**Record set**
START

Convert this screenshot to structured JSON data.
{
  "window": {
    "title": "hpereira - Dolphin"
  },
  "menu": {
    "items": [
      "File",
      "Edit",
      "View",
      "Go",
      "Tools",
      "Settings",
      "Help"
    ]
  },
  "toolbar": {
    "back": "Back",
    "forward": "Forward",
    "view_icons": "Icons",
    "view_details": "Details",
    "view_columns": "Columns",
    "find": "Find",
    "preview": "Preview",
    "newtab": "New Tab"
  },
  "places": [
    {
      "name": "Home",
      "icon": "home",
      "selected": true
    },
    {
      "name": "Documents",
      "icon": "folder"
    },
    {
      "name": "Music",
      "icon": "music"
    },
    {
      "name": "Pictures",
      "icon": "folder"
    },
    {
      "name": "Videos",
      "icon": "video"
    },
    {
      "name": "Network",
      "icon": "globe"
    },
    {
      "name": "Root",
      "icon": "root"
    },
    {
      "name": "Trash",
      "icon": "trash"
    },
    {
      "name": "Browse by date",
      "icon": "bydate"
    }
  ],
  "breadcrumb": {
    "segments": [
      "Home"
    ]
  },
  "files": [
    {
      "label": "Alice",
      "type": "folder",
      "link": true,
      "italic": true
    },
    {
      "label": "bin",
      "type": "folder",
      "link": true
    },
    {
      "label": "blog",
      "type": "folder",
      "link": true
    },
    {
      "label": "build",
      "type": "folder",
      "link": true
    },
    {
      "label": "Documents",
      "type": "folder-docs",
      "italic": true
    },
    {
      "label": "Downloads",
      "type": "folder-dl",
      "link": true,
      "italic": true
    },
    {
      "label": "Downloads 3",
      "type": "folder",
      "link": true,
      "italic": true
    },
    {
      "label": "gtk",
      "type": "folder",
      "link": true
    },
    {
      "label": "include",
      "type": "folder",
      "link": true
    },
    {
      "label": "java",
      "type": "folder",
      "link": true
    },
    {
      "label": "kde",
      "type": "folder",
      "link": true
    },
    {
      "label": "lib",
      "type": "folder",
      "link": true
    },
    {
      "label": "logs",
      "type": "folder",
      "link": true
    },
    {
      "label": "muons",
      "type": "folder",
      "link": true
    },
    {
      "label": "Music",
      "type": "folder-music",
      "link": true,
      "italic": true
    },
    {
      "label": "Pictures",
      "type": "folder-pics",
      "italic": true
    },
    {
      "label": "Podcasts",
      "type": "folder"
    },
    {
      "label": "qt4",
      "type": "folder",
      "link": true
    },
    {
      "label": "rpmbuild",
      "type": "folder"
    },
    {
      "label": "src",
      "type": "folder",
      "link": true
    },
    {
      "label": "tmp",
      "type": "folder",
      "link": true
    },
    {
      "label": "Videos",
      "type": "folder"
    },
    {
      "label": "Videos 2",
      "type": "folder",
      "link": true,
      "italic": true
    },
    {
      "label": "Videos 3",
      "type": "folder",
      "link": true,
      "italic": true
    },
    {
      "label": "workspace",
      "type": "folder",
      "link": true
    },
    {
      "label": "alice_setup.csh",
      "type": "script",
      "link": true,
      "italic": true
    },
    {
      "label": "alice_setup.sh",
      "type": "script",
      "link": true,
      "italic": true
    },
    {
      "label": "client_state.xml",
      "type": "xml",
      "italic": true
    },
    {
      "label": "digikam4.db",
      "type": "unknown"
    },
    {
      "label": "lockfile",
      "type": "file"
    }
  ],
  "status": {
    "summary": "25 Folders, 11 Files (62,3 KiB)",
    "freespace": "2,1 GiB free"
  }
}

END

**Task to carry out**
Go through the listing and print each line exactly as it appears.

**Solved problem**
Convert this screenshot to structured JSON data.
{
  "window": {
    "title": "hpereira - Dolphin"
  },
  "menu": {
    "items": [
      "File",
      "Edit",
      "View",
      "Go",
      "Tools",
      "Settings",
      "Help"
    ]
  },
  "toolbar": {
    "back": "Back",
    "forward": "Forward",
    "view_icons": "Icons",
    "view_details": "Details",
    "view_columns": "Columns",
    "find": "Find",
    "preview": "Preview",
    "newtab": "New Tab"
  },
  "places": [
    {
      "name": "Home",
      "icon": "home",
      "selected": true
    },
    {
      "name": "Documents",
      "icon": "folder"
    },
    {
      "name": "Music",
      "icon": "music"
    },
    {
      "name": "Pictures",
      "icon": "folder"
    },
    {
      "name": "Videos",
      "icon": "video"
    },
    {
      "name": "Network",
      "icon": "globe"
    },
    {
      "name": "Root",
      "icon": "root"
    },
    {
      "name": "Trash",
      "icon": "trash"
    },
    {
      "name": "Browse by date",
      "icon": "bydate"
    }
  ],
  "breadcrumb": {
    "segments": [
      "Home"
    ]
  },
  "files": [
    {
      "label": "Alice",
      "type": "folder",
      "link": true,
      "italic": true
    },
    {
      "label": "bin",
      "type": "folder",
      "link": true
    },
    {
      "label": "blog",
      "type": "folder",
      "link": true
    },
    {
      "label": "build",
      "type": "folder",
      "link": true
    },
    {
      "label": "Documents",
      "type": "folder-docs",
      "italic": true
    },
    {
      "label": "Downloads",
      "type": "folder-dl",
      "link": true,
      "italic": true
    },
    {
      "label": "Downloads 3",
      "type": "folder",
      "link": true,
      "italic": true
    },
    {
      "label": "gtk",
      "type": "folder",
      "link": true
    },
    {
      "label": "include",
      "type": "folder",
      "link": true
    },
    {
      "label": "java",
      "type": "folder",
      "link": true
    },
    {
      "label": "kde",
      "type": "folder",
      "link": true
    },
    {
      "label": "lib",
      "type": "folder",
      "link": true
    },
    {
      "label": "logs",
      "type": "folder",
      "link": true
    },
    {
      "label": "muons",
      "type": "folder",
      "link": true
    },
    {
      "label": "Music",
      "type": "folder-music",
      "link": true,
      "italic": true
    },
    {
      "label": "Pictures",
      "type": "folder-pics",
      "italic": true
    },
    {
      "label": "Podcasts",
      "type": "folder"
    },
    {
      "label": "qt4",
      "type": "folder",
      "link": true
    },
    {
      "label": "rpmbuild",
      "type": "folder"
    },
    {
      "label": "src",
      "type": "folder",
      "link": true
    },
    {
      "label": "tmp",
      "type": "folder",
      "link": true
    },
    {
      "label": "Videos",
      "type": "folder"
    },
    {
      "label": "Videos 2",
      "type": "folder",
      "link": true,
      "italic": true
    },
    {
      "label": "Videos 3",
      "type": "folder",
      "link": true,
      "italic": true
    },
    {
      "label": "workspace",
      "type": "folder",
      "link": true
    },
    {
      "label": "alice_setup.csh",
      "type": "script",
      "link": true,
      "italic": true
    },
    {
      "label": "alice_setup.sh",
      "type": "script",
      "link": true,
      "italic": true
    },
    {
      "label": "client_state.xml",
      "type": "xml",
      "italic": true
    },
    {
      "label": "digikam4.db",
      "type": "unknown"
    },
    {
      "label": "lockfile",
      "type": "file"
    }
  ],
  "status": {
    "summary": "25 Folders, 11 Files (62,3 KiB)",
    "freespace": "2,1 GiB free"
  }
}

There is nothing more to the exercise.